■ TASK DIRECTIONS
Reproduce all of the data exactly.

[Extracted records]
————

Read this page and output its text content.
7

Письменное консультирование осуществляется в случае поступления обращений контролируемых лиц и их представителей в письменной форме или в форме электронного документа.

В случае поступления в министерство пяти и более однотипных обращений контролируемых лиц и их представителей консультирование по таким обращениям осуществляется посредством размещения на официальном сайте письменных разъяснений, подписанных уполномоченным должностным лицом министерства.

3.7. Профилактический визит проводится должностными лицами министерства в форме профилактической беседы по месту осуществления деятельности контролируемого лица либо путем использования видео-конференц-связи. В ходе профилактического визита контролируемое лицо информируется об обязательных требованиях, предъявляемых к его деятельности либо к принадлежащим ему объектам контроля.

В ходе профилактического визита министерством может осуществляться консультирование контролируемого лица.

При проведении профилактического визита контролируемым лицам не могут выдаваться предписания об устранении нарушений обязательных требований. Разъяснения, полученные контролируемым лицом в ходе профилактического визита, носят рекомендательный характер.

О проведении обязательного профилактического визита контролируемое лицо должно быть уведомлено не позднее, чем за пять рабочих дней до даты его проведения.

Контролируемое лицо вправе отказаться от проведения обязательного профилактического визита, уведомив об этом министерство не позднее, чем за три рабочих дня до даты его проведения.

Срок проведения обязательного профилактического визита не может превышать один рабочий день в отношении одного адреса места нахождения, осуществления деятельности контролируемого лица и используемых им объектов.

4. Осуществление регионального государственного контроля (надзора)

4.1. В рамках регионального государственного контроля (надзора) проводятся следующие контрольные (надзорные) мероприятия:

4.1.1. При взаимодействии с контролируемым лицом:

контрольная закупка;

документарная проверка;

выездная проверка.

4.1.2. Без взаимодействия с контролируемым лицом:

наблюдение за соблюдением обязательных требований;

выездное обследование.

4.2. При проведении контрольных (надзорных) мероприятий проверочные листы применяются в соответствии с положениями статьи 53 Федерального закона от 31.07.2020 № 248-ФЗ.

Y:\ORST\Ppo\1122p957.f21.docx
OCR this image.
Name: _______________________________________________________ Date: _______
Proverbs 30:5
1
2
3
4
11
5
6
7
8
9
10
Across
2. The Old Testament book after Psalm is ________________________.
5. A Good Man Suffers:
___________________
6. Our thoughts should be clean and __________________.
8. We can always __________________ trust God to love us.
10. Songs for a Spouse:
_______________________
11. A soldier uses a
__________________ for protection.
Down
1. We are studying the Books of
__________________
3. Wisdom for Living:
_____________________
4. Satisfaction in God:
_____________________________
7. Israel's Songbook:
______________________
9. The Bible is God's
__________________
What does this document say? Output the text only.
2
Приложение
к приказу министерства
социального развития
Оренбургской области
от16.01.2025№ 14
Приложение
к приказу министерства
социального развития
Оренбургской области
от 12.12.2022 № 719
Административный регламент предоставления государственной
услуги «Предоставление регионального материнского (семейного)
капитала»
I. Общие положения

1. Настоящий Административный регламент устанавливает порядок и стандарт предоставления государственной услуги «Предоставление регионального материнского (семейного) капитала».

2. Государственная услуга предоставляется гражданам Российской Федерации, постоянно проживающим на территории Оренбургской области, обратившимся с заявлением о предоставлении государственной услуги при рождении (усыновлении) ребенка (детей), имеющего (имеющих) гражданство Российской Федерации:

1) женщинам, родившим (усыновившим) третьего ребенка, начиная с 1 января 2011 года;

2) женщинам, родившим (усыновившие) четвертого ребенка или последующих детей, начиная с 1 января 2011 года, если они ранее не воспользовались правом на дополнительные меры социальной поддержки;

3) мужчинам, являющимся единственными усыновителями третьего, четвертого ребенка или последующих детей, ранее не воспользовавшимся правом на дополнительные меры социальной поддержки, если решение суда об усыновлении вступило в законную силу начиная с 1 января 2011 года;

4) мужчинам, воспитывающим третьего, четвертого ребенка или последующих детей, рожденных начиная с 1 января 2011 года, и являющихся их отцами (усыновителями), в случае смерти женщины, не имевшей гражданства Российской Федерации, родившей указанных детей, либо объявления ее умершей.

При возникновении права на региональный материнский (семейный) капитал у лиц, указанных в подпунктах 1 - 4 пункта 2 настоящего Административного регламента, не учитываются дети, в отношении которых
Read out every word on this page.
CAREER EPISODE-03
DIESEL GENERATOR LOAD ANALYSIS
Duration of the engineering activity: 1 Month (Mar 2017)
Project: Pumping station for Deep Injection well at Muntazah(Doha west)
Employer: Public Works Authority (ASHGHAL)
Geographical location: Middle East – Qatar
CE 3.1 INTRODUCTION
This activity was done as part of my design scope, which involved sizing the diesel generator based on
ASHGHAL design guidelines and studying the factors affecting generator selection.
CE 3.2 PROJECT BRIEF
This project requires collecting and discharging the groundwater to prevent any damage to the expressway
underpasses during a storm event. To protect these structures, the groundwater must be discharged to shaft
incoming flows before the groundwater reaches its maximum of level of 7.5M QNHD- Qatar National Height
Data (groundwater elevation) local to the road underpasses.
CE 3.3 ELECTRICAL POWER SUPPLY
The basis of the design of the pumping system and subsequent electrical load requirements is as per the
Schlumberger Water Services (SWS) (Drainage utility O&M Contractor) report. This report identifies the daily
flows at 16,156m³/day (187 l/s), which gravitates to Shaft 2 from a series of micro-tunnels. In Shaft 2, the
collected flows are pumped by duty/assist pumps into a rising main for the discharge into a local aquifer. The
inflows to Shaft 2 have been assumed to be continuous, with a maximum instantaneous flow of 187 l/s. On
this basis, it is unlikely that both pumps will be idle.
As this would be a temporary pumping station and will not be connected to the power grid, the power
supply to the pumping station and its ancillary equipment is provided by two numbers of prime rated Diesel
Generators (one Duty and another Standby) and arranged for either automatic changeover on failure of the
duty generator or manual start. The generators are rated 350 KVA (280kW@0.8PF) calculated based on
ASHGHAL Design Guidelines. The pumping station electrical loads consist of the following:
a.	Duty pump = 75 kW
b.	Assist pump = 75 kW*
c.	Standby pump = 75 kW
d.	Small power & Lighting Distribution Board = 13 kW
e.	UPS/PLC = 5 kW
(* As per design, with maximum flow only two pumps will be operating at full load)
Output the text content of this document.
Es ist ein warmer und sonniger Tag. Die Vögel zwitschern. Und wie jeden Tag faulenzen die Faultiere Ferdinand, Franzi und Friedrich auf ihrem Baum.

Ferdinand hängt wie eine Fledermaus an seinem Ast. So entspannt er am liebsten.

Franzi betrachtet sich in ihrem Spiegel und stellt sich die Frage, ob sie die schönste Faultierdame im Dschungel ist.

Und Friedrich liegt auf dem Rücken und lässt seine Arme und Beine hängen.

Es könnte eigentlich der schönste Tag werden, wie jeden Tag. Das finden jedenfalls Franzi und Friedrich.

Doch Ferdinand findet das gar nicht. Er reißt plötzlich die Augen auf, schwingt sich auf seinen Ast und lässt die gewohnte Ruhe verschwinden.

————

■ CORRECT RESPONSE
Read this page and output its text content.
7

Письменное консультирование осуществляется в случае поступления обращений контролируемых лиц и их представителей в письменной форме или в форме электронного документа.

В случае поступления в министерство пяти и более однотипных обращений контролируемых лиц и их представителей консультирование по таким обращениям осуществляется посредством размещения на официальном сайте письменных разъяснений, подписанных уполномоченным должностным лицом министерства.

3.7. Профилактический визит проводится должностными лицами министерства в форме профилактической беседы по месту осуществления деятельности контролируемого лица либо путем использования видео-конференц-связи. В ходе профилактического визита контролируемое лицо информируется об обязательных требованиях, предъявляемых к его деятельности либо к принадлежащим ему объектам контроля.

В ходе профилактического визита министерством может осуществляться консультирование контролируемого лица.

При проведении профилактического визита контролируемым лицам не могут выдаваться предписания об устранении нарушений обязательных требований. Разъяснения, полученные контролируемым лицом в ходе профилактического визита, носят рекомендательный характер.

О проведении обязательного профилактического визита контролируемое лицо должно быть уведомлено не позднее, чем за пять рабочих дней до даты его проведения.

Контролируемое лицо вправе отказаться от проведения обязательного профилактического визита, уведомив об этом министерство не позднее, чем за три рабочих дня до даты его проведения.

Срок проведения обязательного профилактического визита не может превышать один рабочий день в отношении одного адреса места нахождения, осуществления деятельности контролируемого лица и используемых им объектов.

4. Осуществление регионального государственного контроля (надзора)

4.1. В рамках регионального государственного контроля (надзора) проводятся следующие контрольные (надзорные) мероприятия:

4.1.1. При взаимодействии с контролируемым лицом:

контрольная закупка;

документарная проверка;

выездная проверка.

4.1.2. Без взаимодействия с контролируемым лицом:

наблюдение за соблюдением обязательных требований;

выездное обследование.

4.2. При проведении контрольных (надзорных) мероприятий проверочные листы применяются в соответствии с положениями статьи 53 Федерального закона от 31.07.2020 № 248-ФЗ.

Y:\ORST\Ppo\1122p957.f21.docx
OCR this image.
Name: _______________________________________________________ Date: _______
Proverbs 30:5
1
2
3
4
11
5
6
7
8
9
10
Across
2. The Old Testament book after Psalm is ________________________.
5. A Good Man Suffers:
___________________
6. Our thoughts should be clean and __________________.
8. We can always __________________ trust God to love us.
10. Songs for a Spouse:
_______________________
11. A soldier uses a
__________________ for protection.
Down
1. We are studying the Books of
__________________
3. Wisdom for Living:
_____________________
4. Satisfaction in God:
_____________________________
7. Israel's Songbook:
______________________
9. The Bible is God's
__________________
What does this document say? Output the text only.
2
Приложение
к приказу министерства
социального развития
Оренбургской области
от16.01.2025№ 14
Приложение
к приказу министерства
социального развития
Оренбургской области
от 12.12.2022 № 719
Административный регламент предоставления государственной
услуги «Предоставление регионального материнского (семейного)
капитала»
I. Общие положения

1. Настоящий Административный регламент устанавливает порядок и стандарт предоставления государственной услуги «Предоставление регионального материнского (семейного) капитала».

2. Государственная услуга предоставляется гражданам Российской Федерации, постоянно проживающим на территории Оренбургской области, обратившимся с заявлением о предоставлении государственной услуги при рождении (усыновлении) ребенка (детей), имеющего (имеющих) гражданство Российской Федерации:

1) женщинам, родившим (усыновившим) третьего ребенка, начиная с 1 января 2011 года;

2) женщинам, родившим (усыновившие) четвертого ребенка или последующих детей, начиная с 1 января 2011 года, если они ранее не воспользовались правом на дополнительные меры социальной поддержки;

3) мужчинам, являющимся единственными усыновителями третьего, четвертого ребенка или последующих детей, ранее не воспользовавшимся правом на дополнительные меры социальной поддержки, если решение суда об усыновлении вступило в законную силу начиная с 1 января 2011 года;

4) мужчинам, воспитывающим третьего, четвертого ребенка или последующих детей, рожденных начиная с 1 января 2011 года, и являющихся их отцами (усыновителями), в случае смерти женщины, не имевшей гражданства Российской Федерации, родившей указанных детей, либо объявления ее умершей.

При возникновении права на региональный материнский (семейный) капитал у лиц, указанных в подпунктах 1 - 4 пункта 2 настоящего Административного регламента, не учитываются дети, в отношении которых
Read out every word on this page.
CAREER EPISODE-03
DIESEL GENERATOR LOAD ANALYSIS
Duration of the engineering activity: 1 Month (Mar 2017)
Project: Pumping station for Deep Injection well at Muntazah(Doha west)
Employer: Public Works Authority (ASHGHAL)
Geographical location: Middle East – Qatar
CE 3.1 INTRODUCTION
This activity was done as part of my design scope, which involved sizing the diesel generator based on
ASHGHAL design guidelines and studying the factors affecting generator selection.
CE 3.2 PROJECT BRIEF
This project requires collecting and discharging the groundwater to prevent any damage to the expressway
underpasses during a storm event. To protect these structures, the groundwater must be discharged to shaft
incoming flows before the groundwater reaches its maximum of level of 7.5M QNHD- Qatar National Height
Data (groundwater elevation) local to the road underpasses.
CE 3.3 ELECTRICAL POWER SUPPLY
The basis of the design of the pumping system and subsequent electrical load requirements is as per the
Schlumberger Water Services (SWS) (Drainage utility O&M Contractor) report. This report identifies the daily
flows at 16,156m³/day (187 l/s), which gravitates to Shaft 2 from a series of micro-tunnels. In Shaft 2, the
collected flows are pumped by duty/assist pumps into a rising main for the discharge into a local aquifer. The
inflows to Shaft 2 have been assumed to be continuous, with a maximum instantaneous flow of 187 l/s. On
this basis, it is unlikely that both pumps will be idle.
As this would be a temporary pumping station and will not be connected to the power grid, the power
supply to the pumping station and its ancillary equipment is provided by two numbers of prime rated Diesel
Generators (one Duty and another Standby) and arranged for either automatic changeover on failure of the
duty generator or manual start. The generators are rated 350 KVA (280kW@0.8PF) calculated based on
ASHGHAL Design Guidelines. The pumping station electrical loads consist of the following:
a.	Duty pump = 75 kW
b.	Assist pump = 75 kW*
c.	Standby pump = 75 kW
d.	Small power & Lighting Distribution Board = 13 kW
e.	UPS/PLC = 5 kW
(* As per design, with maximum flow only two pumps will be operating at full load)
Output the text content of this document.
Es ist ein warmer und sonniger Tag. Die Vögel zwitschern. Und wie jeden Tag faulenzen die Faultiere Ferdinand, Franzi und Friedrich auf ihrem Baum.

Ferdinand hängt wie eine Fledermaus an seinem Ast. So entspannt er am liebsten.

Franzi betrachtet sich in ihrem Spiegel und stellt sich die Frage, ob sie die schönste Faultierdame im Dschungel ist.

Und Friedrich liegt auf dem Rücken und lässt seine Arme und Beine hängen.

Es könnte eigentlich der schönste Tag werden, wie jeden Tag. Das finden jedenfalls Franzi und Friedrich.

Doch Ferdinand findet das gar nicht. Er reißt plötzlich die Augen auf, schwingt sich auf seinen Ast und lässt die gewohnte Ruhe verschwinden.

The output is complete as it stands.